WHAT TO DO | Each entry below should be returned exactly as is, with the pictures removed.

DATA LISTING |
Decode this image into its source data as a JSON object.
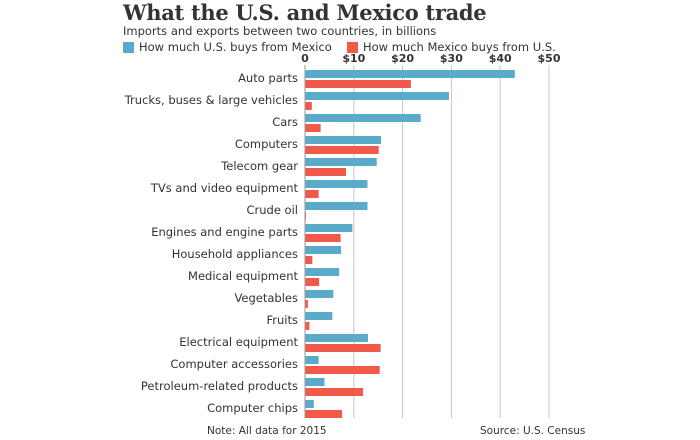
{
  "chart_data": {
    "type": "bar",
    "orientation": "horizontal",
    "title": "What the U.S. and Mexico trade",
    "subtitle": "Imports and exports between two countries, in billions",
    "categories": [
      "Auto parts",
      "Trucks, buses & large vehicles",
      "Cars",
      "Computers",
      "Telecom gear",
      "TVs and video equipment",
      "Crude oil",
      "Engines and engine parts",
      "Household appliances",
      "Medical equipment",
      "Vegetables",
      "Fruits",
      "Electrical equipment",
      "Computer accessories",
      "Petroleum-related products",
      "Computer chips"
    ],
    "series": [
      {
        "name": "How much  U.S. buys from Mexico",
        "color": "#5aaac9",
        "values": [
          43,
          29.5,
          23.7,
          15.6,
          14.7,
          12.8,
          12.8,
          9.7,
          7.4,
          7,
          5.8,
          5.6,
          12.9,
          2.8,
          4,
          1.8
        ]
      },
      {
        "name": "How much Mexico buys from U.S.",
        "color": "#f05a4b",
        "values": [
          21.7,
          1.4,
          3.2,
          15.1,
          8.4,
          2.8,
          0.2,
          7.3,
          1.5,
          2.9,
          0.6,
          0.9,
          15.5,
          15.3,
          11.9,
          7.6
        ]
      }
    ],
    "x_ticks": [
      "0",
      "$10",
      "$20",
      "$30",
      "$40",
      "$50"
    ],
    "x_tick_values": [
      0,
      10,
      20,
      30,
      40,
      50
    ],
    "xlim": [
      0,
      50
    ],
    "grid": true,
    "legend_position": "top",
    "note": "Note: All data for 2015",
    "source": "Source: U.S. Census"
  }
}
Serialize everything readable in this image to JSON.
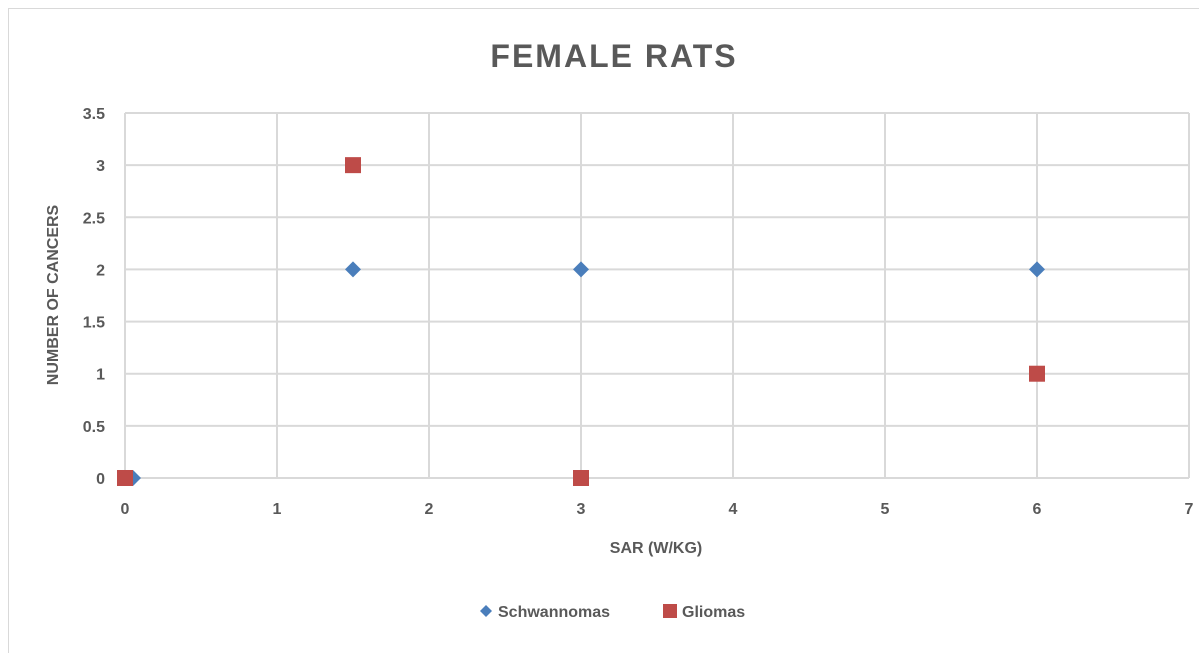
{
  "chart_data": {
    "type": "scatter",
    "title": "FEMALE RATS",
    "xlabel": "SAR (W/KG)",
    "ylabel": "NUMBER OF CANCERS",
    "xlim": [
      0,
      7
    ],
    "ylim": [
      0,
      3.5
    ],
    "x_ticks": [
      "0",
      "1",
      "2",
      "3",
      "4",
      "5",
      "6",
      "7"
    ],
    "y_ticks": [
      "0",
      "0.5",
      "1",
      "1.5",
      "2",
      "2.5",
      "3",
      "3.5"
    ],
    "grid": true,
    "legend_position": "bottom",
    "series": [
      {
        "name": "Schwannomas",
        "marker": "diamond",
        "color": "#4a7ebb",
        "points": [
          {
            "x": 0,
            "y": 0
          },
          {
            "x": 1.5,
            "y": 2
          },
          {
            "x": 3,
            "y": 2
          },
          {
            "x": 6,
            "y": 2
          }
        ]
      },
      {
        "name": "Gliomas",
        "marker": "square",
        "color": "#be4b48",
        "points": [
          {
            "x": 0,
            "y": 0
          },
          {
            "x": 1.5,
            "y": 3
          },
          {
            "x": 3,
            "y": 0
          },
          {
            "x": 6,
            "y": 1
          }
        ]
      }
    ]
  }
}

COMPLETE OUTPUT |
Decode this image into its source data as a JSON object.
{
  "chart_data": {
    "type": "bar",
    "orientation": "horizontal",
    "title": "What the U.S. and Mexico trade",
    "subtitle": "Imports and exports between two countries, in billions",
    "categories": [
      "Auto parts",
      "Trucks, buses & large vehicles",
      "Cars",
      "Computers",
      "Telecom gear",
      "TVs and video equipment",
      "Crude oil",
      "Engines and engine parts",
      "Household appliances",
      "Medical equipment",
      "Vegetables",
      "Fruits",
      "Electrical equipment",
      "Computer accessories",
      "Petroleum-related products",
      "Computer chips"
    ],
    "series": [
      {
        "name": "How much  U.S. buys from Mexico",
        "color": "#5aaac9",
        "values": [
          43,
          29.5,
          23.7,
          15.6,
          14.7,
          12.8,
          12.8,
          9.7,
          7.4,
          7,
          5.8,
          5.6,
          12.9,
          2.8,
          4,
          1.8
        ]
      },
      {
        "name": "How much Mexico buys from U.S.",
        "color": "#f05a4b",
        "values": [
          21.7,
          1.4,
          3.2,
          15.1,
          8.4,
          2.8,
          0.2,
          7.3,
          1.5,
          2.9,
          0.6,
          0.9,
          15.5,
          15.3,
          11.9,
          7.6
        ]
      }
    ],
    "x_ticks": [
      "0",
      "$10",
      "$20",
      "$30",
      "$40",
      "$50"
    ],
    "x_tick_values": [
      0,
      10,
      20,
      30,
      40,
      50
    ],
    "xlim": [
      0,
      50
    ],
    "grid": true,
    "legend_position": "top",
    "note": "Note: All data for 2015",
    "source": "Source: U.S. Census"
  }
}
Serialize everything readable in this image to JSON.
{
  "chart_data": {
    "type": "scatter",
    "title": "FEMALE RATS",
    "xlabel": "SAR (W/KG)",
    "ylabel": "NUMBER OF CANCERS",
    "xlim": [
      0,
      7
    ],
    "ylim": [
      0,
      3.5
    ],
    "x_ticks": [
      "0",
      "1",
      "2",
      "3",
      "4",
      "5",
      "6",
      "7"
    ],
    "y_ticks": [
      "0",
      "0.5",
      "1",
      "1.5",
      "2",
      "2.5",
      "3",
      "3.5"
    ],
    "grid": true,
    "legend_position": "bottom",
    "series": [
      {
        "name": "Schwannomas",
        "marker": "diamond",
        "color": "#4a7ebb",
        "points": [
          {
            "x": 0,
            "y": 0
          },
          {
            "x": 1.5,
            "y": 2
          },
          {
            "x": 3,
            "y": 2
          },
          {
            "x": 6,
            "y": 2
          }
        ]
      },
      {
        "name": "Gliomas",
        "marker": "square",
        "color": "#be4b48",
        "points": [
          {
            "x": 0,
            "y": 0
          },
          {
            "x": 1.5,
            "y": 3
          },
          {
            "x": 3,
            "y": 0
          },
          {
            "x": 6,
            "y": 1
          }
        ]
      }
    ]
  }
}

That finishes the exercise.